GOAL: Reproduce all entries precisely as they are written.

LISTING:
————————
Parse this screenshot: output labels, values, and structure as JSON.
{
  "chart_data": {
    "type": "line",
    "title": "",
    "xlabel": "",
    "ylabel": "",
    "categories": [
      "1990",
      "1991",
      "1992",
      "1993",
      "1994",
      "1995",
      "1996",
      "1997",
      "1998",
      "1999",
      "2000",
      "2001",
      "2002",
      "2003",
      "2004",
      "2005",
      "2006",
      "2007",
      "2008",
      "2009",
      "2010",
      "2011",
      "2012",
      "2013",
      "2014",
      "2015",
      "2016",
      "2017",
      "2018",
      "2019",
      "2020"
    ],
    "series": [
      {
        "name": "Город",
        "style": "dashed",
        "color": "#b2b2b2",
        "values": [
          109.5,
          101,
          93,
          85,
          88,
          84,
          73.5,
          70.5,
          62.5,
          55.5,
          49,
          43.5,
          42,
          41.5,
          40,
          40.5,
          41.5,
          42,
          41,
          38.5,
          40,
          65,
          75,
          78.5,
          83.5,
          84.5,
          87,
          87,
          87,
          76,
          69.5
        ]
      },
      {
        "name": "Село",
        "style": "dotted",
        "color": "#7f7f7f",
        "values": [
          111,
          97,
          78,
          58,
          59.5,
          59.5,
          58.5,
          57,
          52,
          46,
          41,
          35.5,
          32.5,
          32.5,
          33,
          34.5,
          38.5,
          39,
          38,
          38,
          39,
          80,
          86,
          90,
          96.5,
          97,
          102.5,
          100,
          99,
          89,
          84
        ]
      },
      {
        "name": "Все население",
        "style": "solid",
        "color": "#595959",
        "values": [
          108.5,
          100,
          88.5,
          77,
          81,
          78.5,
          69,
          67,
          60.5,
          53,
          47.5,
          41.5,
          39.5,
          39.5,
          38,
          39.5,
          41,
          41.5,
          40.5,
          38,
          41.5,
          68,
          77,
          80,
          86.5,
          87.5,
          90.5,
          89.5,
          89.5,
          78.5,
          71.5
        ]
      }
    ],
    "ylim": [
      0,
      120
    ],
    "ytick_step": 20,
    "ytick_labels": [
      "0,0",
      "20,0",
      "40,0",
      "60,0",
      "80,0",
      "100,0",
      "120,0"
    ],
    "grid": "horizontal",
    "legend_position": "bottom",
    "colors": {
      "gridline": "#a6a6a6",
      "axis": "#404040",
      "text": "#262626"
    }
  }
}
————————
CORRECT RESULT:
Parse this screenshot: output labels, values, and structure as JSON.
{
  "chart_data": {
    "type": "line",
    "title": "",
    "xlabel": "",
    "ylabel": "",
    "categories": [
      "1990",
      "1991",
      "1992",
      "1993",
      "1994",
      "1995",
      "1996",
      "1997",
      "1998",
      "1999",
      "2000",
      "2001",
      "2002",
      "2003",
      "2004",
      "2005",
      "2006",
      "2007",
      "2008",
      "2009",
      "2010",
      "2011",
      "2012",
      "2013",
      "2014",
      "2015",
      "2016",
      "2017",
      "2018",
      "2019",
      "2020"
    ],
    "series": [
      {
        "name": "Город",
        "style": "dashed",
        "color": "#b2b2b2",
        "values": [
          109.5,
          101,
          93,
          85,
          88,
          84,
          73.5,
          70.5,
          62.5,
          55.5,
          49,
          43.5,
          42,
          41.5,
          40,
          40.5,
          41.5,
          42,
          41,
          38.5,
          40,
          65,
          75,
          78.5,
          83.5,
          84.5,
          87,
          87,
          87,
          76,
          69.5
        ]
      },
      {
        "name": "Село",
        "style": "dotted",
        "color": "#7f7f7f",
        "values": [
          111,
          97,
          78,
          58,
          59.5,
          59.5,
          58.5,
          57,
          52,
          46,
          41,
          35.5,
          32.5,
          32.5,
          33,
          34.5,
          38.5,
          39,
          38,
          38,
          39,
          80,
          86,
          90,
          96.5,
          97,
          102.5,
          100,
          99,
          89,
          84
        ]
      },
      {
        "name": "Все население",
        "style": "solid",
        "color": "#595959",
        "values": [
          108.5,
          100,
          88.5,
          77,
          81,
          78.5,
          69,
          67,
          60.5,
          53,
          47.5,
          41.5,
          39.5,
          39.5,
          38,
          39.5,
          41,
          41.5,
          40.5,
          38,
          41.5,
          68,
          77,
          80,
          86.5,
          87.5,
          90.5,
          89.5,
          89.5,
          78.5,
          71.5
        ]
      }
    ],
    "ylim": [
      0,
      120
    ],
    "ytick_step": 20,
    "ytick_labels": [
      "0,0",
      "20,0",
      "40,0",
      "60,0",
      "80,0",
      "100,0",
      "120,0"
    ],
    "grid": "horizontal",
    "legend_position": "bottom",
    "colors": {
      "gridline": "#a6a6a6",
      "axis": "#404040",
      "text": "#262626"
    }
  }
}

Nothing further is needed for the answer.